§ Source records
------------------------
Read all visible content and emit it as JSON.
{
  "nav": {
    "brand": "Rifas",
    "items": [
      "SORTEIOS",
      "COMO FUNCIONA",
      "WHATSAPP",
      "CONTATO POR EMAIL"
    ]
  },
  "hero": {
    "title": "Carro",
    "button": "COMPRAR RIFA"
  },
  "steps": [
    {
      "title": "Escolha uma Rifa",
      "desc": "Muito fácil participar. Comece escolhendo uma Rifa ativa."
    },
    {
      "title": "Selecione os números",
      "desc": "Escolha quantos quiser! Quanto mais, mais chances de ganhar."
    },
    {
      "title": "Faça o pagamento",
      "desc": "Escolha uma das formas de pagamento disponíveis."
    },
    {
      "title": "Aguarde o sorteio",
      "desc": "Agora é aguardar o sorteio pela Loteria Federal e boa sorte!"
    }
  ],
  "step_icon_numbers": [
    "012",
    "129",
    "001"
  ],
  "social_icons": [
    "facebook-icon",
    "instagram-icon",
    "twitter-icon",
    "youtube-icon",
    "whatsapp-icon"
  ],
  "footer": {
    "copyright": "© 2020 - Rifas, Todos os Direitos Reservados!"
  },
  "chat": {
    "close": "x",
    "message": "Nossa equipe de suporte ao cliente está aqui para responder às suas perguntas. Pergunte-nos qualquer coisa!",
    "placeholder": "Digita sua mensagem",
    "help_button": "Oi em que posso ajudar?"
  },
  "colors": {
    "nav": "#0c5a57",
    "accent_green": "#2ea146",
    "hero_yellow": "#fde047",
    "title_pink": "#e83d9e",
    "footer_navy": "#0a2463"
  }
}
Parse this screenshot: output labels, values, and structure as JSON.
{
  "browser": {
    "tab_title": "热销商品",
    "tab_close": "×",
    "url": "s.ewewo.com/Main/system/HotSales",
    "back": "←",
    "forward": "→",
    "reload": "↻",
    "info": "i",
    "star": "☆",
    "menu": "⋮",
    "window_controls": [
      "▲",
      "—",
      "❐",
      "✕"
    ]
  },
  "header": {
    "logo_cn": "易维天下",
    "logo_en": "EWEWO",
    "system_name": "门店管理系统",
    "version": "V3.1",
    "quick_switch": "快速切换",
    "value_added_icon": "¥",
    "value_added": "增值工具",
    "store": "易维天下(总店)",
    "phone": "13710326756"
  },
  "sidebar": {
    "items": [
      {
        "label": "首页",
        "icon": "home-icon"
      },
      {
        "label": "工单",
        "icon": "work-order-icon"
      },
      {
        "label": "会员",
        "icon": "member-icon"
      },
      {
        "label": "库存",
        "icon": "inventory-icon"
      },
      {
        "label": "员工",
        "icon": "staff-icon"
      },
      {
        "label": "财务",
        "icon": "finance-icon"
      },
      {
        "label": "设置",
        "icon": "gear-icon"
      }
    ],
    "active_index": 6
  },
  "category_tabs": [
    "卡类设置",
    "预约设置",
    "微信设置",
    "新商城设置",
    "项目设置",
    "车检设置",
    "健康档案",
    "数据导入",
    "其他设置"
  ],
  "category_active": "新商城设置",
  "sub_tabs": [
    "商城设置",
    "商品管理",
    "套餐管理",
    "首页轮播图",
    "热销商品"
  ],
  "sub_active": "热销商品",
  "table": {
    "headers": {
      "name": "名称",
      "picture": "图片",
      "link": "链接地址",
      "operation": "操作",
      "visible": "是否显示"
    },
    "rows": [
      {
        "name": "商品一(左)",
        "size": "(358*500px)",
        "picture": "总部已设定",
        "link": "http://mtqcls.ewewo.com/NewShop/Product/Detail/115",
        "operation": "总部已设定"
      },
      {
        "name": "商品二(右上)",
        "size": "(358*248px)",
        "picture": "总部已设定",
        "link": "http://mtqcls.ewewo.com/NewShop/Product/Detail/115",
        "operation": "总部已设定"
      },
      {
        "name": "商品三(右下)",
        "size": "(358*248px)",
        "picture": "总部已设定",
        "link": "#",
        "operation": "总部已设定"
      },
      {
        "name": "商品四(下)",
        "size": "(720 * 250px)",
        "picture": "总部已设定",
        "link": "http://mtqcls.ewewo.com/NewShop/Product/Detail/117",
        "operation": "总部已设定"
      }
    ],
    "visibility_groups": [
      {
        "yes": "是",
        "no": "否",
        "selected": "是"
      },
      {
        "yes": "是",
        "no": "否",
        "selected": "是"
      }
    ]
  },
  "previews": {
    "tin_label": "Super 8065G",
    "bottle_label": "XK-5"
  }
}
------------------------
Reproduce the material above, every line of it, exactly.

§ Expected answer
Read all visible content and emit it as JSON.
{
  "nav": {
    "brand": "Rifas",
    "items": [
      "SORTEIOS",
      "COMO FUNCIONA",
      "WHATSAPP",
      "CONTATO POR EMAIL"
    ]
  },
  "hero": {
    "title": "Carro",
    "button": "COMPRAR RIFA"
  },
  "steps": [
    {
      "title": "Escolha uma Rifa",
      "desc": "Muito fácil participar. Comece escolhendo uma Rifa ativa."
    },
    {
      "title": "Selecione os números",
      "desc": "Escolha quantos quiser! Quanto mais, mais chances de ganhar."
    },
    {
      "title": "Faça o pagamento",
      "desc": "Escolha uma das formas de pagamento disponíveis."
    },
    {
      "title": "Aguarde o sorteio",
      "desc": "Agora é aguardar o sorteio pela Loteria Federal e boa sorte!"
    }
  ],
  "step_icon_numbers": [
    "012",
    "129",
    "001"
  ],
  "social_icons": [
    "facebook-icon",
    "instagram-icon",
    "twitter-icon",
    "youtube-icon",
    "whatsapp-icon"
  ],
  "footer": {
    "copyright": "© 2020 - Rifas, Todos os Direitos Reservados!"
  },
  "chat": {
    "close": "x",
    "message": "Nossa equipe de suporte ao cliente está aqui para responder às suas perguntas. Pergunte-nos qualquer coisa!",
    "placeholder": "Digita sua mensagem",
    "help_button": "Oi em que posso ajudar?"
  },
  "colors": {
    "nav": "#0c5a57",
    "accent_green": "#2ea146",
    "hero_yellow": "#fde047",
    "title_pink": "#e83d9e",
    "footer_navy": "#0a2463"
  }
}
Parse this screenshot: output labels, values, and structure as JSON.
{
  "browser": {
    "tab_title": "热销商品",
    "tab_close": "×",
    "url": "s.ewewo.com/Main/system/HotSales",
    "back": "←",
    "forward": "→",
    "reload": "↻",
    "info": "i",
    "star": "☆",
    "menu": "⋮",
    "window_controls": [
      "▲",
      "—",
      "❐",
      "✕"
    ]
  },
  "header": {
    "logo_cn": "易维天下",
    "logo_en": "EWEWO",
    "system_name": "门店管理系统",
    "version": "V3.1",
    "quick_switch": "快速切换",
    "value_added_icon": "¥",
    "value_added": "增值工具",
    "store": "易维天下(总店)",
    "phone": "13710326756"
  },
  "sidebar": {
    "items": [
      {
        "label": "首页",
        "icon": "home-icon"
      },
      {
        "label": "工单",
        "icon": "work-order-icon"
      },
      {
        "label": "会员",
        "icon": "member-icon"
      },
      {
        "label": "库存",
        "icon": "inventory-icon"
      },
      {
        "label": "员工",
        "icon": "staff-icon"
      },
      {
        "label": "财务",
        "icon": "finance-icon"
      },
      {
        "label": "设置",
        "icon": "gear-icon"
      }
    ],
    "active_index": 6
  },
  "category_tabs": [
    "卡类设置",
    "预约设置",
    "微信设置",
    "新商城设置",
    "项目设置",
    "车检设置",
    "健康档案",
    "数据导入",
    "其他设置"
  ],
  "category_active": "新商城设置",
  "sub_tabs": [
    "商城设置",
    "商品管理",
    "套餐管理",
    "首页轮播图",
    "热销商品"
  ],
  "sub_active": "热销商品",
  "table": {
    "headers": {
      "name": "名称",
      "picture": "图片",
      "link": "链接地址",
      "operation": "操作",
      "visible": "是否显示"
    },
    "rows": [
      {
        "name": "商品一(左)",
        "size": "(358*500px)",
        "picture": "总部已设定",
        "link": "http://mtqcls.ewewo.com/NewShop/Product/Detail/115",
        "operation": "总部已设定"
      },
      {
        "name": "商品二(右上)",
        "size": "(358*248px)",
        "picture": "总部已设定",
        "link": "http://mtqcls.ewewo.com/NewShop/Product/Detail/115",
        "operation": "总部已设定"
      },
      {
        "name": "商品三(右下)",
        "size": "(358*248px)",
        "picture": "总部已设定",
        "link": "#",
        "operation": "总部已设定"
      },
      {
        "name": "商品四(下)",
        "size": "(720 * 250px)",
        "picture": "总部已设定",
        "link": "http://mtqcls.ewewo.com/NewShop/Product/Detail/117",
        "operation": "总部已设定"
      }
    ],
    "visibility_groups": [
      {
        "yes": "是",
        "no": "否",
        "selected": "是"
      },
      {
        "yes": "是",
        "no": "否",
        "selected": "是"
      }
    ]
  },
  "previews": {
    "tin_label": "Super 8065G",
    "bottle_label": "XK-5"
  }
}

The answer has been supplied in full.